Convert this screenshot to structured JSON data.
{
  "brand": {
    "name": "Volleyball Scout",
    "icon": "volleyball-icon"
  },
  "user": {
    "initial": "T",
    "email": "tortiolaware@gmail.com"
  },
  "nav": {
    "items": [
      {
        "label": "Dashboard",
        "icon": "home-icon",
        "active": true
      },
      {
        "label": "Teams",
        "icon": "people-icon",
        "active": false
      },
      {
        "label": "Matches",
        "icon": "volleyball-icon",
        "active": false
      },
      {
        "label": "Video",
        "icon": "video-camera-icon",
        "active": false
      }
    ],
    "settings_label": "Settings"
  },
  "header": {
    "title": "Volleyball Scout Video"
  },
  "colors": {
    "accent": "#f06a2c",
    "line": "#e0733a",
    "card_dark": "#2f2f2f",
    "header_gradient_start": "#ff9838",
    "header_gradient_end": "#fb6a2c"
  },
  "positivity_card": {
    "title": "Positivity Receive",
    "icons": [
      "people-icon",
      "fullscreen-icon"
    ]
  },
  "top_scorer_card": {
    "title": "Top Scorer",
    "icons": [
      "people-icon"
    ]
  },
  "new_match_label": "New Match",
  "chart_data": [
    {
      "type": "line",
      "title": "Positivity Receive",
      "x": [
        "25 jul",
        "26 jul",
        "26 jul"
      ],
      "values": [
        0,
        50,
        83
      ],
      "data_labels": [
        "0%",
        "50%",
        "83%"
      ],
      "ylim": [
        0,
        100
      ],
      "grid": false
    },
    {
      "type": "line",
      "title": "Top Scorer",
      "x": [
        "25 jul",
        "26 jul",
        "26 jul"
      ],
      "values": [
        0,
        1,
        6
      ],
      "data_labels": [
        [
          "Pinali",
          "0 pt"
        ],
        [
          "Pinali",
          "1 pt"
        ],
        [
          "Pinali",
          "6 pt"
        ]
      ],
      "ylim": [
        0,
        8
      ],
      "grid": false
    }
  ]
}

◇ ◇ ◇ ◇ ◇ ◇ ◇

§ **Requirements**:
Transcribe all of the lines in the records precisely.

§ **Result of the exercise**:
Convert this screenshot to structured JSON data.
{
  "brand": {
    "name": "Volleyball Scout",
    "icon": "volleyball-icon"
  },
  "user": {
    "initial": "T",
    "email": "tortiolaware@gmail.com"
  },
  "nav": {
    "items": [
      {
        "label": "Dashboard",
        "icon": "home-icon",
        "active": true
      },
      {
        "label": "Teams",
        "icon": "people-icon",
        "active": false
      },
      {
        "label": "Matches",
        "icon": "volleyball-icon",
        "active": false
      },
      {
        "label": "Video",
        "icon": "video-camera-icon",
        "active": false
      }
    ],
    "settings_label": "Settings"
  },
  "header": {
    "title": "Volleyball Scout Video"
  },
  "colors": {
    "accent": "#f06a2c",
    "line": "#e0733a",
    "card_dark": "#2f2f2f",
    "header_gradient_start": "#ff9838",
    "header_gradient_end": "#fb6a2c"
  },
  "positivity_card": {
    "title": "Positivity Receive",
    "icons": [
      "people-icon",
      "fullscreen-icon"
    ]
  },
  "top_scorer_card": {
    "title": "Top Scorer",
    "icons": [
      "people-icon"
    ]
  },
  "new_match_label": "New Match",
  "chart_data": [
    {
      "type": "line",
      "title": "Positivity Receive",
      "x": [
        "25 jul",
        "26 jul",
        "26 jul"
      ],
      "values": [
        0,
        50,
        83
      ],
      "data_labels": [
        "0%",
        "50%",
        "83%"
      ],
      "ylim": [
        0,
        100
      ],
      "grid": false
    },
    {
      "type": "line",
      "title": "Top Scorer",
      "x": [
        "25 jul",
        "26 jul",
        "26 jul"
      ],
      "values": [
        0,
        1,
        6
      ],
      "data_labels": [
        [
          "Pinali",
          "0 pt"
        ],
        [
          "Pinali",
          "1 pt"
        ],
        [
          "Pinali",
          "6 pt"
        ]
      ],
      "ylim": [
        0,
        8
      ],
      "grid": false
    }
  ]
}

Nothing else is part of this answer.